Structured figure records:
* begin *

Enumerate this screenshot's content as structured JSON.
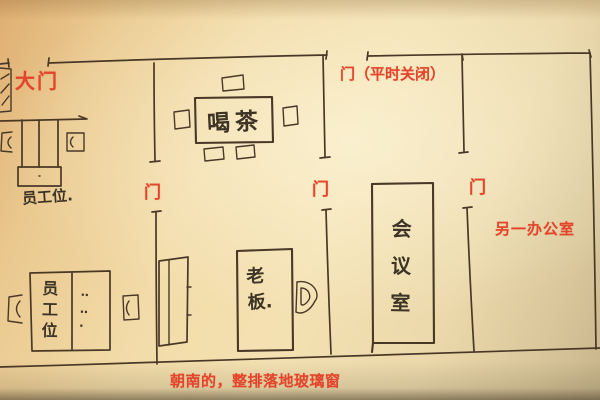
{
  "title": "hand-drawn office floor plan sketch",
  "palette": {
    "paper_light": "#f4e1b2",
    "paper_dark": "#dfae72",
    "ink": "#4a3827",
    "annotation_red": "#e2452b"
  },
  "labels": {
    "main_door": "大门",
    "top_door": "门（平时关闭）",
    "doors": [
      "门",
      "门",
      "门"
    ],
    "other_office": "另一办公室",
    "south_windows": "朝南的，整排落地玻璃窗",
    "reception_seat": "员工位.",
    "tea_table": "喝茶",
    "staff_seat": "员工位",
    "staff_seat_dots": "‥\n‥\n·",
    "boss": "老板.",
    "meeting_room": "会议室"
  }
}
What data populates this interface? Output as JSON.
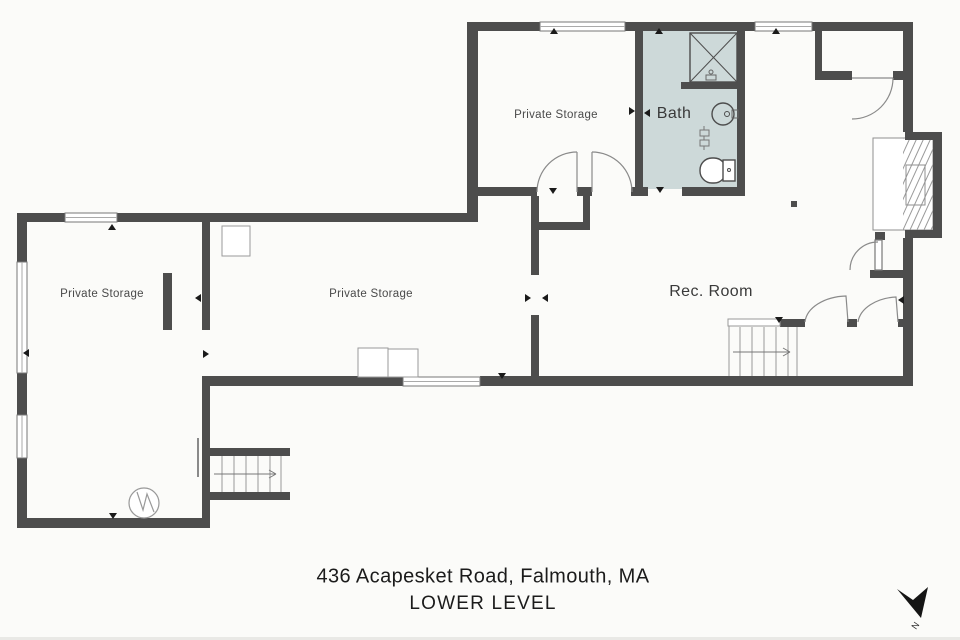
{
  "plan": {
    "rooms": [
      {
        "id": "private-storage-upper",
        "label": "Private Storage"
      },
      {
        "id": "bath",
        "label": "Bath"
      },
      {
        "id": "private-storage-left",
        "label": "Private Storage"
      },
      {
        "id": "private-storage-middle",
        "label": "Private Storage"
      },
      {
        "id": "rec-room",
        "label": "Rec. Room"
      }
    ],
    "title": {
      "address": "436 Acapesket Road, Falmouth, MA",
      "level": "LOWER LEVEL"
    },
    "compass": {
      "label": "N"
    },
    "colors": {
      "wall": "#4d4d4d",
      "bath_floor": "#cdd9d9",
      "background": "#fbfbf9",
      "thin_line": "#8a8a8a",
      "marker": "#1a1a1a",
      "label_text": "#4a4a4a",
      "title_text": "#1b1b1b"
    }
  }
}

* end *

_What to produce_. Without the pictures, write out the whole listing above exactly as it appears.

_Task response_.
Enumerate this screenshot's content as structured JSON.
{
  "title": "hand-drawn office floor plan sketch",
  "palette": {
    "paper_light": "#f4e1b2",
    "paper_dark": "#dfae72",
    "ink": "#4a3827",
    "annotation_red": "#e2452b"
  },
  "labels": {
    "main_door": "大门",
    "top_door": "门（平时关闭）",
    "doors": [
      "门",
      "门",
      "门"
    ],
    "other_office": "另一办公室",
    "south_windows": "朝南的，整排落地玻璃窗",
    "reception_seat": "员工位.",
    "tea_table": "喝茶",
    "staff_seat": "员工位",
    "staff_seat_dots": "‥\n‥\n·",
    "boss": "老板.",
    "meeting_room": "会议室"
  }
}
What data populates this interface? Output as JSON.
{
  "plan": {
    "rooms": [
      {
        "id": "private-storage-upper",
        "label": "Private Storage"
      },
      {
        "id": "bath",
        "label": "Bath"
      },
      {
        "id": "private-storage-left",
        "label": "Private Storage"
      },
      {
        "id": "private-storage-middle",
        "label": "Private Storage"
      },
      {
        "id": "rec-room",
        "label": "Rec. Room"
      }
    ],
    "title": {
      "address": "436 Acapesket Road, Falmouth, MA",
      "level": "LOWER LEVEL"
    },
    "compass": {
      "label": "N"
    },
    "colors": {
      "wall": "#4d4d4d",
      "bath_floor": "#cdd9d9",
      "background": "#fbfbf9",
      "thin_line": "#8a8a8a",
      "marker": "#1a1a1a",
      "label_text": "#4a4a4a",
      "title_text": "#1b1b1b"
    }
  }
}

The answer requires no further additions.